■ **Apply what you read**:
(a) Rewrite the article on California's privacy policy law, starting at "The California Online" and ending at "the Privacy Policy?", with "research entities" replaced by "survey firms".
(b) Write the next part of the article on California's privacy policy law, picking up after its last line.

Is your organization’s privacy policy conspicuously linked from the front page of your websites and on every page you collect information? If not, you may be violating California law – even if you don’t reside in or technically do any business in California!! Google was recently publicly criticized by privacy advocates for just such a violation, before adding such links.

The California Online Privacy Protection Act (OPPA) (Cal. Bus. & Prof. Code 22575 - 22579) requires conspicuous posting of a privacy policy, and compliance with that policy. It applies to any research company that "collects and maintains personally identifiable information from a consumer residing in California who uses or visits" online. This includes research entities based anywhere in the world, whether or not they are even aware that they are collecting such data from Californians.

What is Needed In the Privacy Policy?
California’s OPPA also has specific criteria expected from any privacy policy (including a research organizations’). The policy should include:

  • a list of categories of personally identifiable information (PII) collected;
  • a list of categories of third-parties with whom the organization may share such PII;
  • a description of the process by which a respondent can review and request changes to PII;
  • a description of the process by which the research organization notifies respondents of material changes to the operator’s privacy policy; and
  • the effective date of the privacy policy.

Where Must the Policy Be Posted?

Page layout parsing data
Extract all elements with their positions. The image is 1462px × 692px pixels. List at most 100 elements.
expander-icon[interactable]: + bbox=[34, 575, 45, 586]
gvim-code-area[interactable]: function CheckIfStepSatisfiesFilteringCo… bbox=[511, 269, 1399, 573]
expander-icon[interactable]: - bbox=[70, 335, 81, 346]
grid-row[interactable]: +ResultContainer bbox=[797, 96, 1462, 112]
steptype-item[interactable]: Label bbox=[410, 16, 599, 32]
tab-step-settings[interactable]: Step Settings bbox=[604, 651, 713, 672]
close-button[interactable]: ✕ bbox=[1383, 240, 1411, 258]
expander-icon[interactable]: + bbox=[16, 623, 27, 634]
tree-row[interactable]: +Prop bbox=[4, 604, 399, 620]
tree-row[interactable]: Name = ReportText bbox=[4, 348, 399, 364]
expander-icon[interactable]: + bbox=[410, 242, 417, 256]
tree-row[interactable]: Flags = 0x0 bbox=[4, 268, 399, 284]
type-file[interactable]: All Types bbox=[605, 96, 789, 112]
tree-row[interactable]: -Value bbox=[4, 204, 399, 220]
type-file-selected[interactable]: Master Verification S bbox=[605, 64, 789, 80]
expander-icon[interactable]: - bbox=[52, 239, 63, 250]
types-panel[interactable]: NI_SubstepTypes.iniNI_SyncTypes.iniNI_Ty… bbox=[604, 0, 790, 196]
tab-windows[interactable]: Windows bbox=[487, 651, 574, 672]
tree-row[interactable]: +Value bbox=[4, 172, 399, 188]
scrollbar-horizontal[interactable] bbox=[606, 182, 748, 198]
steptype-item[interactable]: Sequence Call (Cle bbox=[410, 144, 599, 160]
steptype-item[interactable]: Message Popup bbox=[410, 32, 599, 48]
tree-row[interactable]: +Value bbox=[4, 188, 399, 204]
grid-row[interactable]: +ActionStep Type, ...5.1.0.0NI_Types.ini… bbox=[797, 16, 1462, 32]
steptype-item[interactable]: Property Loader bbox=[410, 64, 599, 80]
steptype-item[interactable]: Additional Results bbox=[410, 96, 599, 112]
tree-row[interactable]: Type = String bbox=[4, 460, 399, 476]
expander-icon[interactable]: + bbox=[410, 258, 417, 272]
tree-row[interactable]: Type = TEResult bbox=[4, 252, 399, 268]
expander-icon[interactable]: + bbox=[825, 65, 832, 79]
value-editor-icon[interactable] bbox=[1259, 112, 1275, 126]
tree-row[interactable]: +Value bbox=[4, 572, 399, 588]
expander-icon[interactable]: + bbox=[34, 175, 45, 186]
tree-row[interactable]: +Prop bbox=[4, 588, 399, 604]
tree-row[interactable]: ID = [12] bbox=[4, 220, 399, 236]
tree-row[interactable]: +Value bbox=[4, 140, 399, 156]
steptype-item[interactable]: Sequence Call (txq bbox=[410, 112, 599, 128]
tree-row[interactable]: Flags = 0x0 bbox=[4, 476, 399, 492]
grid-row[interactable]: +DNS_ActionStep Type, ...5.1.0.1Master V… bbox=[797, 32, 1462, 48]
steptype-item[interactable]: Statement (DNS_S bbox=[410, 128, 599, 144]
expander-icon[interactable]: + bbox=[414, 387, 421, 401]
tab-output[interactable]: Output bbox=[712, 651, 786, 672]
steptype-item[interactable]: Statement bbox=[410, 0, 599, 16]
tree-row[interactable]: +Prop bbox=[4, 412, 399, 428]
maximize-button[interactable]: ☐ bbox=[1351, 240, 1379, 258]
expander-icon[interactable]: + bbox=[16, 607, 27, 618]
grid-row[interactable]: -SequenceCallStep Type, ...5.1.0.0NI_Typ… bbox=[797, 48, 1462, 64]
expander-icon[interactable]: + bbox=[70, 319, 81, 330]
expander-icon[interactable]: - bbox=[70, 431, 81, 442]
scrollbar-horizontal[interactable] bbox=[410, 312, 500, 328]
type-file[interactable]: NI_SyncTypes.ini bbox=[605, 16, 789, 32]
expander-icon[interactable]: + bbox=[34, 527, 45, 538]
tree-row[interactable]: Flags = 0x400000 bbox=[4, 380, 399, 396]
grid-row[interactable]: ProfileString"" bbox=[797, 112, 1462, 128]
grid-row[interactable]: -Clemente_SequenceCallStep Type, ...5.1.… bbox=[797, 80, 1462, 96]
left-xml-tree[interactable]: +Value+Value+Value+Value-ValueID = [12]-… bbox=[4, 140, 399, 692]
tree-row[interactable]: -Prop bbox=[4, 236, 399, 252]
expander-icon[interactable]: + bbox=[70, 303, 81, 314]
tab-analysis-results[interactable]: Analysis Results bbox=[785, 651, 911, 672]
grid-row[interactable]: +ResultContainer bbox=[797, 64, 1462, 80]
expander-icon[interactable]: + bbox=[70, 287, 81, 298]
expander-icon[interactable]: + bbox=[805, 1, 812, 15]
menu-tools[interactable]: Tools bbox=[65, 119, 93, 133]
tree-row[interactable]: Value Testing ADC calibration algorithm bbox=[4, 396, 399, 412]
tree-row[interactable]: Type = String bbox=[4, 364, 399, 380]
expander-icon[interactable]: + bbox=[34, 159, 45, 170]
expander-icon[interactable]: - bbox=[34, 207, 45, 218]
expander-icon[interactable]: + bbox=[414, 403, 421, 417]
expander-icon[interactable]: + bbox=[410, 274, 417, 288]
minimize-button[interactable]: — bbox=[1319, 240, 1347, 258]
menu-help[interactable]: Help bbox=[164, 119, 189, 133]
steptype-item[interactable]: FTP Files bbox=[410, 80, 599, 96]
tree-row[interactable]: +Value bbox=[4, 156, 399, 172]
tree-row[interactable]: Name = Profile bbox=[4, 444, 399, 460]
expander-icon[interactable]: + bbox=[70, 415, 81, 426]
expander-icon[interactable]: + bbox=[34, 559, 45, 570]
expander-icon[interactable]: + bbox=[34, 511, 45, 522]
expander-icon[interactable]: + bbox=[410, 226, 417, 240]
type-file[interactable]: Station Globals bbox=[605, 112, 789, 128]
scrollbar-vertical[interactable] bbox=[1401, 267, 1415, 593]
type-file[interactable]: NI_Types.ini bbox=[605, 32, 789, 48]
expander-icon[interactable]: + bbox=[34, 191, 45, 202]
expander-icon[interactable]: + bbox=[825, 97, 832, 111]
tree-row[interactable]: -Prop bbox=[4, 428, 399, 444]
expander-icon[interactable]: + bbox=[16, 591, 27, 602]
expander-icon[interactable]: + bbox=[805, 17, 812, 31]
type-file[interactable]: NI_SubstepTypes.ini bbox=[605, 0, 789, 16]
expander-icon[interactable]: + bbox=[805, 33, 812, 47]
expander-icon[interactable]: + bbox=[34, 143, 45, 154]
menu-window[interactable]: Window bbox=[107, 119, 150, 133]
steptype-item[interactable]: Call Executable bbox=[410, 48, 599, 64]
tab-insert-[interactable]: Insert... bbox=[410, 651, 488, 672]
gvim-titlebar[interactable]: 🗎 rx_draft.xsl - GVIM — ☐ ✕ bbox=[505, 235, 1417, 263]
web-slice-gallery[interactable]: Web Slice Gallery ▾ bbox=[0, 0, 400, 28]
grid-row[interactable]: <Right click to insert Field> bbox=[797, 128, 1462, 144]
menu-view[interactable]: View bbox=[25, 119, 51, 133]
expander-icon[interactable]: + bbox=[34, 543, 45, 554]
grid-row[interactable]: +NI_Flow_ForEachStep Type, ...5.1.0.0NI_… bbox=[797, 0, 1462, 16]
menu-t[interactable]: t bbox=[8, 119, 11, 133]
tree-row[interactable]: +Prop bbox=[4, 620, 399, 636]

■ **Results in order**:
(a)
The California Online Privacy Protection Act (OPPA) (Cal. Bus. & Prof. Code 22575 - 22579) requires conspicuous posting of a privacy policy, and compliance with that policy. It applies to any research company that "collects and maintains personally identifiable information from a consumer residing in California who uses or visits" online. This includes survey firms based anywhere in the world, whether or not they are even aware that they are collecting such data from Californians.

What is Needed In the Privacy Policy?

(b)
In addition, under the law, research organizations must conspicuously post their privacy policies on their websites. What does that mean in practice? Either the privacy policy must appear on the homepage of the website or the first significant page after entering the website, or the privacy policy must be hyperlinked to the homepage by an icon or text link that contains the word "privacy," and must be in a color different from the background of the homepage.

What is the Impact of Non-Compliance?
Research organizations failing to comply with the law or the provisions of their posted privacy policy terms are in violation if such noncompliance is either negligent and material or knowing and willful. Operators have thirty (30) days to post a privacy policy once notified of noncompliance. Ordinary citizens, as well as government agencies, can file suit to enforce the law and bring civil penalties.

Disclaimer: The information provided in this message is for guidance and informational purposes only. It is not intended to be a substitute for legal advice. All parties are advised to consult with private legal counsel regarding the interpretation and application of any laws to your business.